* _SET PROBLEM_
Copy out all the records, word for word.

* _DATA SUPPLIED_
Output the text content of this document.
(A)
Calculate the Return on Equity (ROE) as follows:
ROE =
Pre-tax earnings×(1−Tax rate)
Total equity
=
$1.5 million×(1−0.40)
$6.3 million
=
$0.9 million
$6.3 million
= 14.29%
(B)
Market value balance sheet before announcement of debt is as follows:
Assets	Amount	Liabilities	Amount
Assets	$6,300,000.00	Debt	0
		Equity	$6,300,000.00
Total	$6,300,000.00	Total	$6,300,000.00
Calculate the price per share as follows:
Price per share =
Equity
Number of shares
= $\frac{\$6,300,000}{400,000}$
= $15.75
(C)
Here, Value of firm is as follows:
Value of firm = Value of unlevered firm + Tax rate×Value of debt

* _WRITTEN SOLUTION_
Output the text content of this document.
(A)
Calculate the Return on Equity (ROE) as follows:
ROE =
Pre-tax earnings×(1−Tax rate)
Total equity
=
$1.5 million×(1−0.40)
$6.3 million
=
$0.9 million
$6.3 million
= 14.29%
(B)
Market value balance sheet before announcement of debt is as follows:
Assets	Amount	Liabilities	Amount
Assets	$6,300,000.00	Debt	0
		Equity	$6,300,000.00
Total	$6,300,000.00	Total	$6,300,000.00
Calculate the price per share as follows:
Price per share =
Equity
Number of shares
= $\frac{\$6,300,000}{400,000}$
= $15.75
(C)
Here, Value of firm is as follows:
Value of firm = Value of unlevered firm + Tax rate×Value of debt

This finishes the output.